## start
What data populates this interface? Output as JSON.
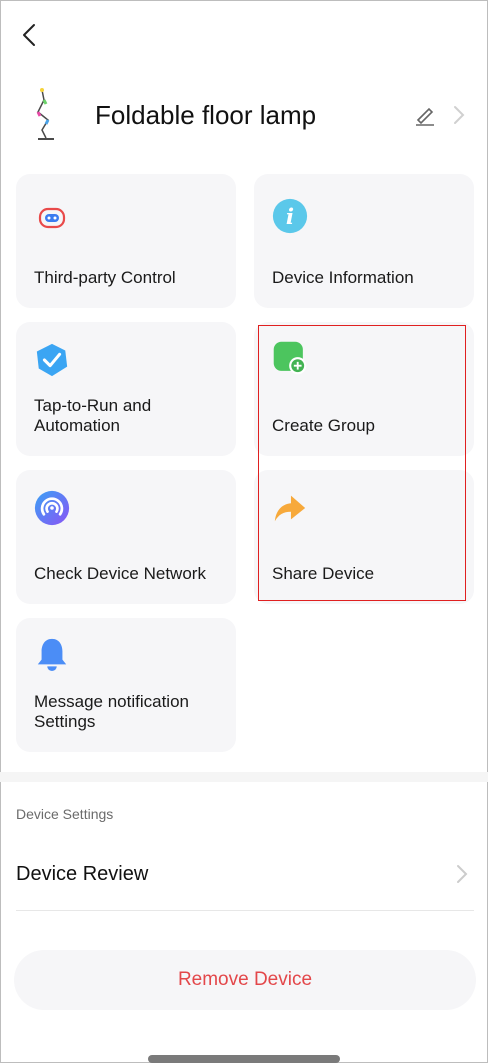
{
  "header": {
    "device_name": "Foldable floor lamp"
  },
  "cards": [
    {
      "label": "Third-party Control",
      "icon": "third-party-control-icon"
    },
    {
      "label": "Device Information",
      "icon": "info-icon"
    },
    {
      "label": "Tap-to-Run and Automation",
      "icon": "automation-check-icon"
    },
    {
      "label": "Create Group",
      "icon": "create-group-icon"
    },
    {
      "label": "Check Device Network",
      "icon": "network-icon"
    },
    {
      "label": "Share Device",
      "icon": "share-arrow-icon"
    },
    {
      "label": "Message notification Settings",
      "icon": "bell-icon"
    }
  ],
  "settings": {
    "section_title": "Device Settings",
    "review_label": "Device Review"
  },
  "remove_button": {
    "label": "Remove Device"
  },
  "colors": {
    "danger": "#e3474a",
    "info_blue": "#5bc8ea",
    "automation_blue": "#3ba5f3",
    "group_green": "#4cc55e",
    "network_purple": "#6c63f6",
    "share_orange": "#f7a93b",
    "bell_blue": "#4b8df6",
    "highlight_red": "#e02020"
  }
}
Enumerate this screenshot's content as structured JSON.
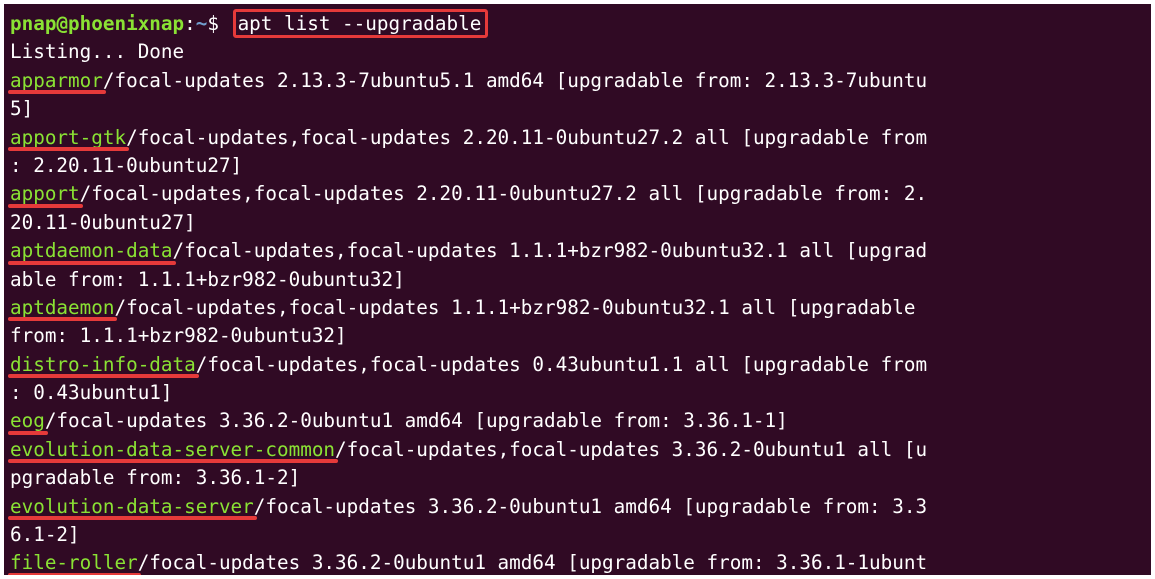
{
  "prompt": {
    "user_host": "pnap@phoenixnap",
    "sep": ":",
    "path": "~",
    "dollar": "$ ",
    "command": "apt list --upgradable"
  },
  "status_line": "Listing... Done",
  "lines": [
    {
      "pkg": "apparmor",
      "rest": "/focal-updates 2.13.3-7ubuntu5.1 amd64 [upgradable from: 2.13.3-7ubuntu"
    },
    {
      "pkg": "",
      "rest": "5]"
    },
    {
      "pkg": "apport-gtk",
      "rest": "/focal-updates,focal-updates 2.20.11-0ubuntu27.2 all [upgradable from"
    },
    {
      "pkg": "",
      "rest": ": 2.20.11-0ubuntu27]"
    },
    {
      "pkg": "apport",
      "rest": "/focal-updates,focal-updates 2.20.11-0ubuntu27.2 all [upgradable from: 2."
    },
    {
      "pkg": "",
      "rest": "20.11-0ubuntu27]"
    },
    {
      "pkg": "aptdaemon-data",
      "rest": "/focal-updates,focal-updates 1.1.1+bzr982-0ubuntu32.1 all [upgrad"
    },
    {
      "pkg": "",
      "rest": "able from: 1.1.1+bzr982-0ubuntu32]"
    },
    {
      "pkg": "aptdaemon",
      "rest": "/focal-updates,focal-updates 1.1.1+bzr982-0ubuntu32.1 all [upgradable"
    },
    {
      "pkg": "",
      "rest": "from: 1.1.1+bzr982-0ubuntu32]"
    },
    {
      "pkg": "distro-info-data",
      "rest": "/focal-updates,focal-updates 0.43ubuntu1.1 all [upgradable from"
    },
    {
      "pkg": "",
      "rest": ": 0.43ubuntu1]"
    },
    {
      "pkg": "eog",
      "rest": "/focal-updates 3.36.2-0ubuntu1 amd64 [upgradable from: 3.36.1-1]"
    },
    {
      "pkg": "evolution-data-server-common",
      "rest": "/focal-updates,focal-updates 3.36.2-0ubuntu1 all [u"
    },
    {
      "pkg": "",
      "rest": "pgradable from: 3.36.1-2]"
    },
    {
      "pkg": "evolution-data-server",
      "rest": "/focal-updates 3.36.2-0ubuntu1 amd64 [upgradable from: 3.3"
    },
    {
      "pkg": "",
      "rest": "6.1-2]"
    },
    {
      "pkg": "file-roller",
      "rest": "/focal-updates 3.36.2-0ubuntu1 amd64 [upgradable from: 3.36.1-1ubunt"
    }
  ],
  "colors": {
    "background": "#300a24",
    "prompt_user": "#8ae234",
    "prompt_path": "#729fcf",
    "package_name": "#8ae234",
    "highlight": "#e53a3a"
  }
}
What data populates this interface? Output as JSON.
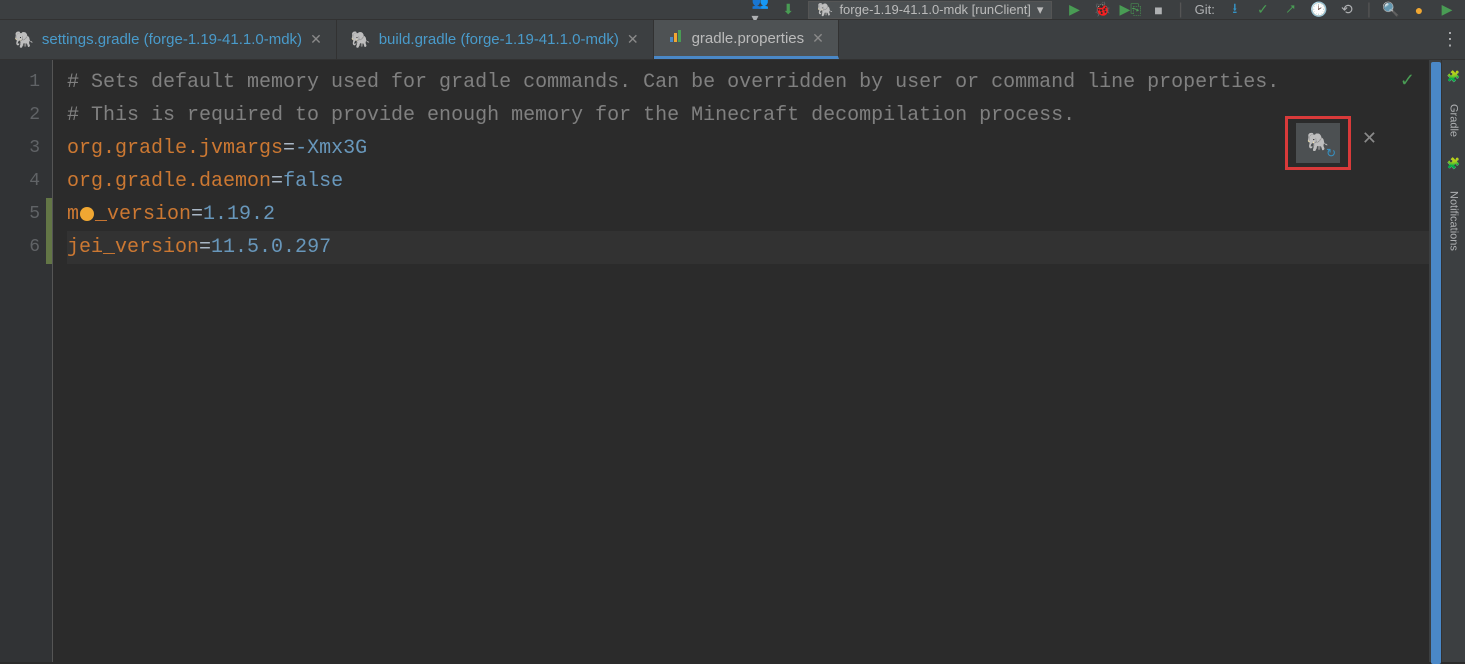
## end
Reproduce each record from above exactly; pictures do not belong in the copy.

What data populates this interface? Output as JSON.
{
  "header": {
    "device_name": "Foldable floor lamp"
  },
  "cards": [
    {
      "label": "Third-party Control",
      "icon": "third-party-control-icon"
    },
    {
      "label": "Device Information",
      "icon": "info-icon"
    },
    {
      "label": "Tap-to-Run and Automation",
      "icon": "automation-check-icon"
    },
    {
      "label": "Create Group",
      "icon": "create-group-icon"
    },
    {
      "label": "Check Device Network",
      "icon": "network-icon"
    },
    {
      "label": "Share Device",
      "icon": "share-arrow-icon"
    },
    {
      "label": "Message notification Settings",
      "icon": "bell-icon"
    }
  ],
  "settings": {
    "section_title": "Device Settings",
    "review_label": "Device Review"
  },
  "remove_button": {
    "label": "Remove Device"
  },
  "colors": {
    "danger": "#e3474a",
    "info_blue": "#5bc8ea",
    "automation_blue": "#3ba5f3",
    "group_green": "#4cc55e",
    "network_purple": "#6c63f6",
    "share_orange": "#f7a93b",
    "bell_blue": "#4b8df6",
    "highlight_red": "#e02020"
  }
}
Enumerate this screenshot's content as structured JSON.
{
  "prompt": {
    "user_host": "pnap@phoenixnap",
    "sep": ":",
    "path": "~",
    "dollar": "$ ",
    "command": "apt list --upgradable"
  },
  "status_line": "Listing... Done",
  "lines": [
    {
      "pkg": "apparmor",
      "rest": "/focal-updates 2.13.3-7ubuntu5.1 amd64 [upgradable from: 2.13.3-7ubuntu"
    },
    {
      "pkg": "",
      "rest": "5]"
    },
    {
      "pkg": "apport-gtk",
      "rest": "/focal-updates,focal-updates 2.20.11-0ubuntu27.2 all [upgradable from"
    },
    {
      "pkg": "",
      "rest": ": 2.20.11-0ubuntu27]"
    },
    {
      "pkg": "apport",
      "rest": "/focal-updates,focal-updates 2.20.11-0ubuntu27.2 all [upgradable from: 2."
    },
    {
      "pkg": "",
      "rest": "20.11-0ubuntu27]"
    },
    {
      "pkg": "aptdaemon-data",
      "rest": "/focal-updates,focal-updates 1.1.1+bzr982-0ubuntu32.1 all [upgrad"
    },
    {
      "pkg": "",
      "rest": "able from: 1.1.1+bzr982-0ubuntu32]"
    },
    {
      "pkg": "aptdaemon",
      "rest": "/focal-updates,focal-updates 1.1.1+bzr982-0ubuntu32.1 all [upgradable"
    },
    {
      "pkg": "",
      "rest": "from: 1.1.1+bzr982-0ubuntu32]"
    },
    {
      "pkg": "distro-info-data",
      "rest": "/focal-updates,focal-updates 0.43ubuntu1.1 all [upgradable from"
    },
    {
      "pkg": "",
      "rest": ": 0.43ubuntu1]"
    },
    {
      "pkg": "eog",
      "rest": "/focal-updates 3.36.2-0ubuntu1 amd64 [upgradable from: 3.36.1-1]"
    },
    {
      "pkg": "evolution-data-server-common",
      "rest": "/focal-updates,focal-updates 3.36.2-0ubuntu1 all [u"
    },
    {
      "pkg": "",
      "rest": "pgradable from: 3.36.1-2]"
    },
    {
      "pkg": "evolution-data-server",
      "rest": "/focal-updates 3.36.2-0ubuntu1 amd64 [upgradable from: 3.3"
    },
    {
      "pkg": "",
      "rest": "6.1-2]"
    },
    {
      "pkg": "file-roller",
      "rest": "/focal-updates 3.36.2-0ubuntu1 amd64 [upgradable from: 3.36.1-1ubunt"
    }
  ],
  "colors": {
    "background": "#300a24",
    "prompt_user": "#8ae234",
    "prompt_path": "#729fcf",
    "package_name": "#8ae234",
    "highlight": "#e53a3a"
  }
}
What data populates this interface? Output as JSON.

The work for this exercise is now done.